» Instructions for the task:
List every row below that contains the string "line", copying each one in full.

[Records of where elements appear]
──────
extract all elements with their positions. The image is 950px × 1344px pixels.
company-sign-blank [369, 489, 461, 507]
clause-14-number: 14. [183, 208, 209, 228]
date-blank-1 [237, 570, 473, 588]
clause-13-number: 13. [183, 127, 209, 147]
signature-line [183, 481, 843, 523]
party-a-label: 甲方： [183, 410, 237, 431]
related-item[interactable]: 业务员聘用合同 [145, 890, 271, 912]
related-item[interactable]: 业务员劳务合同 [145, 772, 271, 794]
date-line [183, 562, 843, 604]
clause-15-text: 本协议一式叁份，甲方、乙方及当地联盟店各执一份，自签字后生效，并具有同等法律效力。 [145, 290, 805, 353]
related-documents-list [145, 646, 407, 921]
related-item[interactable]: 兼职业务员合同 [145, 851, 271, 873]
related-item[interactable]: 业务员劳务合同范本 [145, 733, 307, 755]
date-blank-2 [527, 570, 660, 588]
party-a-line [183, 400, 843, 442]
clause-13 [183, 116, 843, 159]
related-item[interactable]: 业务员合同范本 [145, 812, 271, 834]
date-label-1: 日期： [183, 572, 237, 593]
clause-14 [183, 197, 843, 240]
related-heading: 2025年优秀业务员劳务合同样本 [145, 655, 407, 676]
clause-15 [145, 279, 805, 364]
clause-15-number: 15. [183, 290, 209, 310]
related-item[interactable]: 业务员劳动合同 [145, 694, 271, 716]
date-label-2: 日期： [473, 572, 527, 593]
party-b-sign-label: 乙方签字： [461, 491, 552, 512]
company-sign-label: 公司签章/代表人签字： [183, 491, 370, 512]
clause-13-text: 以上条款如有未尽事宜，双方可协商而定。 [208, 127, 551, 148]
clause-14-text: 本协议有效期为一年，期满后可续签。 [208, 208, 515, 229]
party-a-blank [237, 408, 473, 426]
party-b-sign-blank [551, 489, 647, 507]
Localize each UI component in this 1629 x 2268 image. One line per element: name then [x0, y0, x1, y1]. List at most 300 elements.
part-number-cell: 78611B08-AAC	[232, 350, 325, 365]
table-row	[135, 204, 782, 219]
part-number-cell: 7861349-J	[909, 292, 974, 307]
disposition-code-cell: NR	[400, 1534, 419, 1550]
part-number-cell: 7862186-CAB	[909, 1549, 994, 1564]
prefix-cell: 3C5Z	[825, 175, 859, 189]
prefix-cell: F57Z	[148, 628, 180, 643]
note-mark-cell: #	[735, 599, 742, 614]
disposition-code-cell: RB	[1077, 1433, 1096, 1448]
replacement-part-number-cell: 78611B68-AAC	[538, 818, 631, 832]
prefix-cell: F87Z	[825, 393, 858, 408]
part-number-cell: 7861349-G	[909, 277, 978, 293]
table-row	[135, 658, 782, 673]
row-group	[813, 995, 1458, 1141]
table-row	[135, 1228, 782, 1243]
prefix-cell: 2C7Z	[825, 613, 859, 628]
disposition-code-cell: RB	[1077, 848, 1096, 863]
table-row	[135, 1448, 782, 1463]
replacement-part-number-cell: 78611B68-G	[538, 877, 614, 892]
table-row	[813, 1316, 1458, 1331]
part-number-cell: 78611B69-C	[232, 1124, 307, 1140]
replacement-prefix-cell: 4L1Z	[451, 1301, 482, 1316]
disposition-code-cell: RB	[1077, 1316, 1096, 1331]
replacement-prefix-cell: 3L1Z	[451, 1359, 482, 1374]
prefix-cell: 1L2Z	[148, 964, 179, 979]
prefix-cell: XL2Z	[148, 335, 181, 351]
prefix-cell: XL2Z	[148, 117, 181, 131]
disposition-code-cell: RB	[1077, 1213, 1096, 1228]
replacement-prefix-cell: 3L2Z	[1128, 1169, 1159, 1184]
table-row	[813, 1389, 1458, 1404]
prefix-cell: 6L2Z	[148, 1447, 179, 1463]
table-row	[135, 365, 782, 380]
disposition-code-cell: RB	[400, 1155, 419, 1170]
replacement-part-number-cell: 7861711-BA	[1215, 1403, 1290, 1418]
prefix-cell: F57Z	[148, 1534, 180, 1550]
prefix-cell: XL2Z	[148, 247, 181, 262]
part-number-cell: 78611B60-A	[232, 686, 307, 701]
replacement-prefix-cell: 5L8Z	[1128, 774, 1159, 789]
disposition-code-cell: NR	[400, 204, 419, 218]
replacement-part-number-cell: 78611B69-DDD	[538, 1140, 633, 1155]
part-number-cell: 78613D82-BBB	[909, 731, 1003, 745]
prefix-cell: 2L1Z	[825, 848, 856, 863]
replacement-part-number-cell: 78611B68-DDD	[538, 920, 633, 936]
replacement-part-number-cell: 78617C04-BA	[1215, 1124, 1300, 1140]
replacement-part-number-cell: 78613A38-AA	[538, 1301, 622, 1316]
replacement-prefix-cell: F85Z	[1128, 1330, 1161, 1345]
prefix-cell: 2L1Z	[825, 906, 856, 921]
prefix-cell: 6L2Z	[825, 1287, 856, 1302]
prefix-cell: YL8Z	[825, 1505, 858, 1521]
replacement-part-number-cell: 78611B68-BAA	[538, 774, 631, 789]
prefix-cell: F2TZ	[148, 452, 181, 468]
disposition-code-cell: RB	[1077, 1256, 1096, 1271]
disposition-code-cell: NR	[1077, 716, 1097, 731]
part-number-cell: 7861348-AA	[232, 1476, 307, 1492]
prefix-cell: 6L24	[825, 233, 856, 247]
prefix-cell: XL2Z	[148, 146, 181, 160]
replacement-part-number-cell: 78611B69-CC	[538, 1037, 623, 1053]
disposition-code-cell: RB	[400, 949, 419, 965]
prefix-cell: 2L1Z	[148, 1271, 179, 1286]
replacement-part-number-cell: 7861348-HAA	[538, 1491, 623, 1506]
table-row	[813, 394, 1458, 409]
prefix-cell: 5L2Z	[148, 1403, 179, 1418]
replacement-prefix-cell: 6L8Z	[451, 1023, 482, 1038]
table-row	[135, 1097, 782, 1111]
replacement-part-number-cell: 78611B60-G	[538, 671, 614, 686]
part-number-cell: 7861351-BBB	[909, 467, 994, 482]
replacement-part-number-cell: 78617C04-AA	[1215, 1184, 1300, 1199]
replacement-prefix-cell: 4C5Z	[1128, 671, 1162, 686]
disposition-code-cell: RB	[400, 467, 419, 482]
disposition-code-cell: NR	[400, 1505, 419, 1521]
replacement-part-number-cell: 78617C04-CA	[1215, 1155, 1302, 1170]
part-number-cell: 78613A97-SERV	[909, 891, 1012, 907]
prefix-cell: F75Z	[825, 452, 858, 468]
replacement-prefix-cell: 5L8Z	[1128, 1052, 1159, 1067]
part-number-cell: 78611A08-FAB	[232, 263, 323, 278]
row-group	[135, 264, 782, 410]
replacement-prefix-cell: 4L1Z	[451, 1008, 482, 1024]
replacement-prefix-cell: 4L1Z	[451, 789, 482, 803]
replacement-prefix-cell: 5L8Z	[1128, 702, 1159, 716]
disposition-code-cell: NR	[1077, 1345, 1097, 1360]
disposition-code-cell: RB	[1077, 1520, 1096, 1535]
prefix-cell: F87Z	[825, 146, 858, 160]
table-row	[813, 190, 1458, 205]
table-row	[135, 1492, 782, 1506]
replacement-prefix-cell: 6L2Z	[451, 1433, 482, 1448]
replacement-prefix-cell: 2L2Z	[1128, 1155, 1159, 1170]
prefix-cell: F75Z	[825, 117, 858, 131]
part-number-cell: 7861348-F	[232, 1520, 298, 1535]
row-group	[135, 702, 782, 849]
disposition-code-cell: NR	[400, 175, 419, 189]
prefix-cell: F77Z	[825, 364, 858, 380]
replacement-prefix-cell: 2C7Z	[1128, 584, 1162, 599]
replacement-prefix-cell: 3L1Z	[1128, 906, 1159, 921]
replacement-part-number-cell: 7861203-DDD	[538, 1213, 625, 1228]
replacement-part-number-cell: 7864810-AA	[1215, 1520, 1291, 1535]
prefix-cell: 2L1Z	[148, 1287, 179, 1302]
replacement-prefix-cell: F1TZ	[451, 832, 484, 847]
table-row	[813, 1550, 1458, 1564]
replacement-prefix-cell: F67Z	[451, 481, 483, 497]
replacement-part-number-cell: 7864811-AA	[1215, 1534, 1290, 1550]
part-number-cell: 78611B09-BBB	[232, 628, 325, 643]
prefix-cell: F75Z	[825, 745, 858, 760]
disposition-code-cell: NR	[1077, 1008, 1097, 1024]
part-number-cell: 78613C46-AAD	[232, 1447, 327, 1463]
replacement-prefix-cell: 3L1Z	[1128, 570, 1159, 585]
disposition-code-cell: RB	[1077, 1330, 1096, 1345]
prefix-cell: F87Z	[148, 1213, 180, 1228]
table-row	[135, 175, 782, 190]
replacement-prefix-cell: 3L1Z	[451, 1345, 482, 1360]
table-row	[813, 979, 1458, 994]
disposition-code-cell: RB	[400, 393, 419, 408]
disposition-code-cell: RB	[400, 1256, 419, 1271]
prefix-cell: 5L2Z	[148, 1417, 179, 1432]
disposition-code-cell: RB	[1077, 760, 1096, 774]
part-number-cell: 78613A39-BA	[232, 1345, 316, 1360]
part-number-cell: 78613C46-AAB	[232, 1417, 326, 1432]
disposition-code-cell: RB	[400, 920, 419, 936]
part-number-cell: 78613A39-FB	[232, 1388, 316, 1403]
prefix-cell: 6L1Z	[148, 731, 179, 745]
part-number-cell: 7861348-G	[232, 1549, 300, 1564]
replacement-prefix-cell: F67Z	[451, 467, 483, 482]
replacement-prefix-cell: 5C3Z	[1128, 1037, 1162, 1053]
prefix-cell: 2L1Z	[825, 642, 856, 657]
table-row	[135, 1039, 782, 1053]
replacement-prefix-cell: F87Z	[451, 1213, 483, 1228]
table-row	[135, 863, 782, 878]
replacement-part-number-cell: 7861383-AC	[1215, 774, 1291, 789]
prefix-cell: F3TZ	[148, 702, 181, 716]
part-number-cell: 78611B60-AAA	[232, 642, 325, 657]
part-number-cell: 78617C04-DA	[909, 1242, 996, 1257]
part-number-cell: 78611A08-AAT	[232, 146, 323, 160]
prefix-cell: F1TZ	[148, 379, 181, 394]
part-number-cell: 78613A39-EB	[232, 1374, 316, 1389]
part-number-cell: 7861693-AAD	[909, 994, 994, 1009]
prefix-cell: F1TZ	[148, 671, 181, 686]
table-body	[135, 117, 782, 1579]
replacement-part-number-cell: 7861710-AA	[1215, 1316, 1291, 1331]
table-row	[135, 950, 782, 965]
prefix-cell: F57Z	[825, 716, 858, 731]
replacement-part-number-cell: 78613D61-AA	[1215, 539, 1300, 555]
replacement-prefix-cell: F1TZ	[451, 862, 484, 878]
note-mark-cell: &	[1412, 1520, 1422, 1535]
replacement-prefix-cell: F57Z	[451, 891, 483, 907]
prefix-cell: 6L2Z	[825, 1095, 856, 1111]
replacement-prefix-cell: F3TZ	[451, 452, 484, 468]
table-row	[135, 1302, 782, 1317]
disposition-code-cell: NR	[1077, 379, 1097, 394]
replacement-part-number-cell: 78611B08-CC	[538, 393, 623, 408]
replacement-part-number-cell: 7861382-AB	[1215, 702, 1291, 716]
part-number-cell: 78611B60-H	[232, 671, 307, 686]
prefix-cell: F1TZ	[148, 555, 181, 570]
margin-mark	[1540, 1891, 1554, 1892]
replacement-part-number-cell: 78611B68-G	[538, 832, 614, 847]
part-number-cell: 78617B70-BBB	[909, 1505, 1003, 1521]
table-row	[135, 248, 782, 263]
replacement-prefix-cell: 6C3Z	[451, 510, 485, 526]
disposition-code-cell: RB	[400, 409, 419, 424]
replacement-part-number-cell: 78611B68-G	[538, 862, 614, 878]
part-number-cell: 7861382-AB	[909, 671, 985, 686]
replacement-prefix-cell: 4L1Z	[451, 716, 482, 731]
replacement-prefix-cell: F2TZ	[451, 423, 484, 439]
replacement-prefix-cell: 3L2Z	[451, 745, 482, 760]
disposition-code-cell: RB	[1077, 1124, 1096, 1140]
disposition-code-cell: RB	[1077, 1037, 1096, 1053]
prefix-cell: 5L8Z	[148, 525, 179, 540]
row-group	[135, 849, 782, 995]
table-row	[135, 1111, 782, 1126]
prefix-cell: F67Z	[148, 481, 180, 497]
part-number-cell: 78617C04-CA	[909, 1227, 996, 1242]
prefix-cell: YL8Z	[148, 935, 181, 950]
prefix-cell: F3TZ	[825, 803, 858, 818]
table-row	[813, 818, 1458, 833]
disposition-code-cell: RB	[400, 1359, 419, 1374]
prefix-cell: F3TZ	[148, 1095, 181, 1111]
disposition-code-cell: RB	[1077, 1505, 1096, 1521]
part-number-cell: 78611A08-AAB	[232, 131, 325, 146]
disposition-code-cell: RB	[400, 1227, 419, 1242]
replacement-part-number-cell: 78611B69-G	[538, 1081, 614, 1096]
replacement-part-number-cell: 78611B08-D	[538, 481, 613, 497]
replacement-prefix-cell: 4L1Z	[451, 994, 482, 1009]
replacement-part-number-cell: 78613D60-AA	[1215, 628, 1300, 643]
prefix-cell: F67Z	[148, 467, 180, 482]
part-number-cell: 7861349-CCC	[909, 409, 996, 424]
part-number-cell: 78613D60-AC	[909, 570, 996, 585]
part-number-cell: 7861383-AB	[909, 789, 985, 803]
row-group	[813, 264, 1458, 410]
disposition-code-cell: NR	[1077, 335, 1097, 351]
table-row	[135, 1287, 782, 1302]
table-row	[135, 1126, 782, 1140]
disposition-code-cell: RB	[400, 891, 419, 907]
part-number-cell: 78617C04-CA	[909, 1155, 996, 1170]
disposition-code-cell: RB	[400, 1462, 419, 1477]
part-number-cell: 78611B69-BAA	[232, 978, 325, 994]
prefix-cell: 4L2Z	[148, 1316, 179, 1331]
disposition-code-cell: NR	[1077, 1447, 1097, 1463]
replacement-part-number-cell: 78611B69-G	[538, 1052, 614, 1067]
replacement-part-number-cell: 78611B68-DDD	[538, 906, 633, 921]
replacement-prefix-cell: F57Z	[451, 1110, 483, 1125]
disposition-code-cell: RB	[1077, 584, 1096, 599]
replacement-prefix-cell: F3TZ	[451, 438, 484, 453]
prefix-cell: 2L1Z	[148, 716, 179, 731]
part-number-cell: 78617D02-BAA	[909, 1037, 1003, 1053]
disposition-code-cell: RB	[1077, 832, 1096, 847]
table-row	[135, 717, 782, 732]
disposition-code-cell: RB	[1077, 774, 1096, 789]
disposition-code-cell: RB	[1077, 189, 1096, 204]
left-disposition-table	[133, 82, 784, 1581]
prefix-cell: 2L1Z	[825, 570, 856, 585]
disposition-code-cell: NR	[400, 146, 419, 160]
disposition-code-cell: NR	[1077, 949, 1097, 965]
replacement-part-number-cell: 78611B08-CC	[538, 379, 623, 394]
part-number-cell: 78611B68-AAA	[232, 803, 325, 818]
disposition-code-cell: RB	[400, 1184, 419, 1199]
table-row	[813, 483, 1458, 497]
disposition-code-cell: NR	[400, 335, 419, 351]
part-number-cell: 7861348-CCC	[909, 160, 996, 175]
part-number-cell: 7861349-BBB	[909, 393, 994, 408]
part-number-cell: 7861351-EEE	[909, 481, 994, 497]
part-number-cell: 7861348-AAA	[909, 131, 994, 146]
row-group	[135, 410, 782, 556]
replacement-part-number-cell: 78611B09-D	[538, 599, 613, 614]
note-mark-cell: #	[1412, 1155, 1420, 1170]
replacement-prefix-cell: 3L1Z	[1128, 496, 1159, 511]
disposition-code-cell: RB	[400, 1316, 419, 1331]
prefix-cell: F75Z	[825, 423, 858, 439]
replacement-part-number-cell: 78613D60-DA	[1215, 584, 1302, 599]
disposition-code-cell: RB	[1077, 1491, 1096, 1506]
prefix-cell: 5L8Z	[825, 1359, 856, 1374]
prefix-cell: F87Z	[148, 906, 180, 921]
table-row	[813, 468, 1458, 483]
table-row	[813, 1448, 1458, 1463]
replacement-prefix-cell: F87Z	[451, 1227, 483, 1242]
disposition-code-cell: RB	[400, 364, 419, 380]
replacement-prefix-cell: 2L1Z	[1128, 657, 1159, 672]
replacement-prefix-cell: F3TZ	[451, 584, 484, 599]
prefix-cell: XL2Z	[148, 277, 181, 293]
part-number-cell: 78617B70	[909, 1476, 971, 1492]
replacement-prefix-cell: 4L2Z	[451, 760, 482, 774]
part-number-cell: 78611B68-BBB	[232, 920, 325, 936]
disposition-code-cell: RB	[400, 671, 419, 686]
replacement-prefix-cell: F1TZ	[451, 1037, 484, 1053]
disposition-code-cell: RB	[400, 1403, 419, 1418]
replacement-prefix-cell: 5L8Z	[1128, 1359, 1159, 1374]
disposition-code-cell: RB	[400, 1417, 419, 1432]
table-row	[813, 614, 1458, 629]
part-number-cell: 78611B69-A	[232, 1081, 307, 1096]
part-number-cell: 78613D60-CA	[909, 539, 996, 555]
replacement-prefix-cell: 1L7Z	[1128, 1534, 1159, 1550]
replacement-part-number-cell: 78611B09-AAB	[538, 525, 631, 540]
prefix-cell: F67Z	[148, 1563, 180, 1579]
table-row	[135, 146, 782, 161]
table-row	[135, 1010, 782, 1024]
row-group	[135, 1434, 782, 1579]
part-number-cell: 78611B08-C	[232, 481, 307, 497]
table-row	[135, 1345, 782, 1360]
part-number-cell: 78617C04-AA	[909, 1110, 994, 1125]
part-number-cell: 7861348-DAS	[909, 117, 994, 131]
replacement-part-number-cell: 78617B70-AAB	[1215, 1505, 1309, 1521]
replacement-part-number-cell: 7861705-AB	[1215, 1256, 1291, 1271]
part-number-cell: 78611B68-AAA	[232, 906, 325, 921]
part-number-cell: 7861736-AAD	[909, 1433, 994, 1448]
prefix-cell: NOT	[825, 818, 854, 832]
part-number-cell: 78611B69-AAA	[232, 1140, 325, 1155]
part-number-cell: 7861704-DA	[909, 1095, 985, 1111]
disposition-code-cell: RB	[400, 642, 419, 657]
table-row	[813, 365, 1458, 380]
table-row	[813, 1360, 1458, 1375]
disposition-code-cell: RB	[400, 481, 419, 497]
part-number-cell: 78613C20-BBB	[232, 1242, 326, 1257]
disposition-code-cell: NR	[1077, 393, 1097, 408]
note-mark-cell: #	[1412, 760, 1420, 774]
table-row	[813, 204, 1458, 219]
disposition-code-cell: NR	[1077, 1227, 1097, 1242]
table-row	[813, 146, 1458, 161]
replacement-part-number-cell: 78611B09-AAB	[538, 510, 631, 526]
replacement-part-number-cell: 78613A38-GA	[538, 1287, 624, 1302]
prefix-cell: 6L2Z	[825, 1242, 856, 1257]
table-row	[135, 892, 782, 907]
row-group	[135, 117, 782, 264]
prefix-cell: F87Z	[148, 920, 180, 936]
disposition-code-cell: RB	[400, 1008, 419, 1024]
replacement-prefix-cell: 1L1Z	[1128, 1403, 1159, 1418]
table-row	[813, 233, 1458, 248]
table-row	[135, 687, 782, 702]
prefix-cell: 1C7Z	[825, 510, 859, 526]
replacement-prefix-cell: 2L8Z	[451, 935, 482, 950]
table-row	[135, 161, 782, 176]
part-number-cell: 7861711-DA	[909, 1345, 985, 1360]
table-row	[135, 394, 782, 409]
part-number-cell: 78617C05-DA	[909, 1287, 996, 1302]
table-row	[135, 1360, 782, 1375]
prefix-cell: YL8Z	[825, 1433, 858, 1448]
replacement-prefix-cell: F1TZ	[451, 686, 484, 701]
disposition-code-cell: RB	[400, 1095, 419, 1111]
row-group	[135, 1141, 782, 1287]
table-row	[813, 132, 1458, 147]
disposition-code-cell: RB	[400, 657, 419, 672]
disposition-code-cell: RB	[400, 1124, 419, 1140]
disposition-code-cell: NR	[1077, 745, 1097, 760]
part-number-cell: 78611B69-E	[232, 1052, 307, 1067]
──────
» Output below:
signature-line [183, 481, 843, 523]
date-line [183, 562, 843, 604]
party-a-line [183, 400, 843, 442]
Localize each UI component in this 1629 x 2268 image. One line per element: name then [x0, y0, x1, y1]. List at most 300 elements.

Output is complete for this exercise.